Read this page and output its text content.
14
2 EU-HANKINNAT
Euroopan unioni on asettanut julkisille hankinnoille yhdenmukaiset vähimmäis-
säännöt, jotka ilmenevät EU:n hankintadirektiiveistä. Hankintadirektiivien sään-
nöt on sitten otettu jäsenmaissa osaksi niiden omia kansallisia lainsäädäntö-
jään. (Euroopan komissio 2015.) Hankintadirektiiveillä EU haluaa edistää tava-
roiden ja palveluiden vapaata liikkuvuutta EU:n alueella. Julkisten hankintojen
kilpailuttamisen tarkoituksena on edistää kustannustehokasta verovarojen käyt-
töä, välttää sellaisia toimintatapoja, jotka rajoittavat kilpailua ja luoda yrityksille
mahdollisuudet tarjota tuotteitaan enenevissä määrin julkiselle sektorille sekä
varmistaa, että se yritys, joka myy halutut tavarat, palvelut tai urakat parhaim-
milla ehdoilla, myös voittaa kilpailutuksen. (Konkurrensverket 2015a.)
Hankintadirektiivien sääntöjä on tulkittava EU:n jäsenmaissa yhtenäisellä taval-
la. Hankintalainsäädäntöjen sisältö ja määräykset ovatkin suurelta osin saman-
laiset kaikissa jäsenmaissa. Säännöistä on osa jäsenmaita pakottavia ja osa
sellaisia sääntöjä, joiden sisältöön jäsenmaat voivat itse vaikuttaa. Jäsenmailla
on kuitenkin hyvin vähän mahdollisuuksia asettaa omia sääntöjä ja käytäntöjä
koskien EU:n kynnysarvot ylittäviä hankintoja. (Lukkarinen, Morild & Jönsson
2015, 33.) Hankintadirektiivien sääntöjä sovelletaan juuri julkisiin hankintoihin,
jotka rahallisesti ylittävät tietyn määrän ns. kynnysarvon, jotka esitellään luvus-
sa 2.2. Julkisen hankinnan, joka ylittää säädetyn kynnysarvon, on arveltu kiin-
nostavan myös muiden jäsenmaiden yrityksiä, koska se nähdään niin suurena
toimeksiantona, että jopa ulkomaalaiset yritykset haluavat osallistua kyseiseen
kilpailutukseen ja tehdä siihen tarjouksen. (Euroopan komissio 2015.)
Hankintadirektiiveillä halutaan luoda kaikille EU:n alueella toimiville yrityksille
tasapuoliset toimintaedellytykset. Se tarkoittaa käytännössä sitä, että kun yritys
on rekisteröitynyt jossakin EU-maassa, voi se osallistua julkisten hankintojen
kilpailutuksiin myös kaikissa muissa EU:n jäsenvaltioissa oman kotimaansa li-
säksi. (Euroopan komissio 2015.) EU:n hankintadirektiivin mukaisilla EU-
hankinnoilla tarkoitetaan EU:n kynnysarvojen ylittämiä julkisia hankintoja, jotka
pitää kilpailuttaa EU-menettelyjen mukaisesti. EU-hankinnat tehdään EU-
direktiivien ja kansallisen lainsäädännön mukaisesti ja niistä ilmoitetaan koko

____

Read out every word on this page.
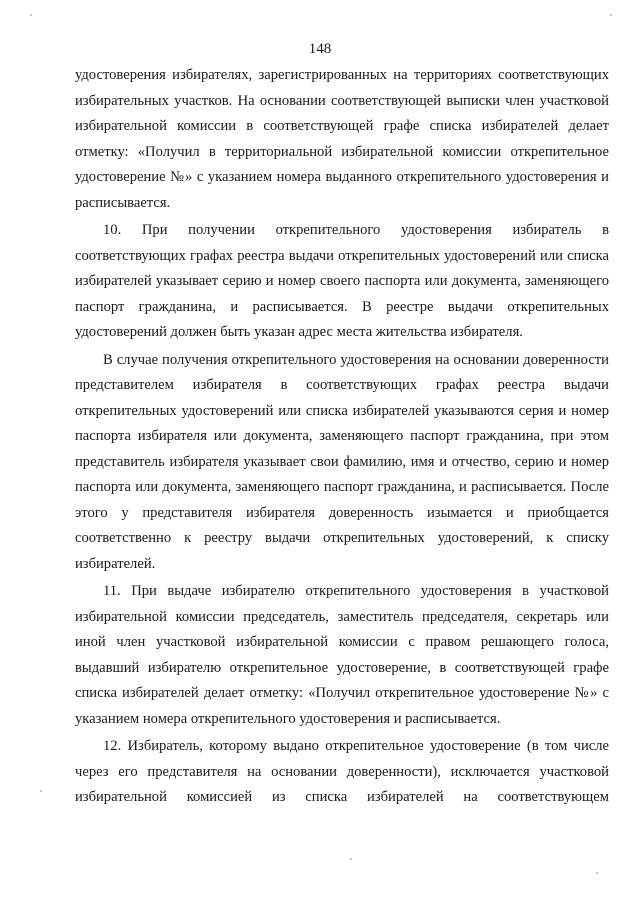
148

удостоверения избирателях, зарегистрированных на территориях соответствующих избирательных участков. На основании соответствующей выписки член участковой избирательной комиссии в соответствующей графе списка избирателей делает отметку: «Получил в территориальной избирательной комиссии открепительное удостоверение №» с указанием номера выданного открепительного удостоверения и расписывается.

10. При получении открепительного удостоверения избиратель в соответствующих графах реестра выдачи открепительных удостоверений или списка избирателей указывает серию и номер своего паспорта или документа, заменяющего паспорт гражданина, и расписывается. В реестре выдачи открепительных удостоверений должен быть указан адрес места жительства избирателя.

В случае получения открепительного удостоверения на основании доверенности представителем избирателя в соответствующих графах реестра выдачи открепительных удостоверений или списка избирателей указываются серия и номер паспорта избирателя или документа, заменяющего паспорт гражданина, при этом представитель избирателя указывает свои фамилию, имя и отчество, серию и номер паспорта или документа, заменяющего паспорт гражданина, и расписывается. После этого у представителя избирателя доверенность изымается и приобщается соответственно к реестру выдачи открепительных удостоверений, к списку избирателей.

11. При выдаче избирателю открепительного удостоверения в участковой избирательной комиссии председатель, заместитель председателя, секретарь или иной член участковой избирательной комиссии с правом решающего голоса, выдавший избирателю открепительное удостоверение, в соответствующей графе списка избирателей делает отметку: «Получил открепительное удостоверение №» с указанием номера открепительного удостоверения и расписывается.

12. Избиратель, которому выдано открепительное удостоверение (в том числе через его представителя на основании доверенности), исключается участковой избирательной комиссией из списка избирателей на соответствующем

____

• _EXERCISE DIRECTIONS_:
Check each line above for the word "jäsenmaissa" and copy the ones that have it.

• _ANSWER TO THIS TASK_:
nöt on sitten otettu jäsenmaissa osaksi niiden omia kansallisia lainsäädäntö-
Hankintadirektiivien sääntöjä on tulkittava EU:n jäsenmaissa yhtenäisellä taval-
laiset kaikissa jäsenmaissa. Säännöistä on osa jäsenmaita pakottavia ja osa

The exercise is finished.